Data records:
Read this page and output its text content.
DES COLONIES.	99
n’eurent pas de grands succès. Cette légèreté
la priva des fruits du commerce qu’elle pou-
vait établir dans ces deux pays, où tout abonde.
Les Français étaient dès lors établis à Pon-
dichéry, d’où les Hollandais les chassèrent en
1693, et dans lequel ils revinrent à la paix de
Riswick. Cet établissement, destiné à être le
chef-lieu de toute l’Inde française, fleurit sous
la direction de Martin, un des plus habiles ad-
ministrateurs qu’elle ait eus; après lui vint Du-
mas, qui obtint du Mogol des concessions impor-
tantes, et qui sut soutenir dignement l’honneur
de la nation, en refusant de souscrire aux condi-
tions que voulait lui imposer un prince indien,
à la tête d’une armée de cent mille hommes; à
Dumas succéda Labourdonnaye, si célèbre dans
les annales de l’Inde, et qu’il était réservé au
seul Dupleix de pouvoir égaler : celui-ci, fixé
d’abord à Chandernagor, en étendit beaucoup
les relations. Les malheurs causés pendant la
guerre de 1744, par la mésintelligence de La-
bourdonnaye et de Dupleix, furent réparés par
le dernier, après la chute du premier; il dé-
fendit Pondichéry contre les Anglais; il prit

REQUEST: Copy out the material word for word and line for line.

FULL RESPONSE:
Read this page and output its text content.
DES COLONIES.	99
n’eurent pas de grands succès. Cette légèreté
la priva des fruits du commerce qu’elle pou-
vait établir dans ces deux pays, où tout abonde.
Les Français étaient dès lors établis à Pon-
dichéry, d’où les Hollandais les chassèrent en
1693, et dans lequel ils revinrent à la paix de
Riswick. Cet établissement, destiné à être le
chef-lieu de toute l’Inde française, fleurit sous
la direction de Martin, un des plus habiles ad-
ministrateurs qu’elle ait eus; après lui vint Du-
mas, qui obtint du Mogol des concessions impor-
tantes, et qui sut soutenir dignement l’honneur
de la nation, en refusant de souscrire aux condi-
tions que voulait lui imposer un prince indien,
à la tête d’une armée de cent mille hommes; à
Dumas succéda Labourdonnaye, si célèbre dans
les annales de l’Inde, et qu’il était réservé au
seul Dupleix de pouvoir égaler : celui-ci, fixé
d’abord à Chandernagor, en étendit beaucoup
les relations. Les malheurs causés pendant la
guerre de 1744, par la mésintelligence de La-
bourdonnaye et de Dupleix, furent réparés par
le dernier, après la chute du premier; il dé-
fendit Pondichéry contre les Anglais; il prit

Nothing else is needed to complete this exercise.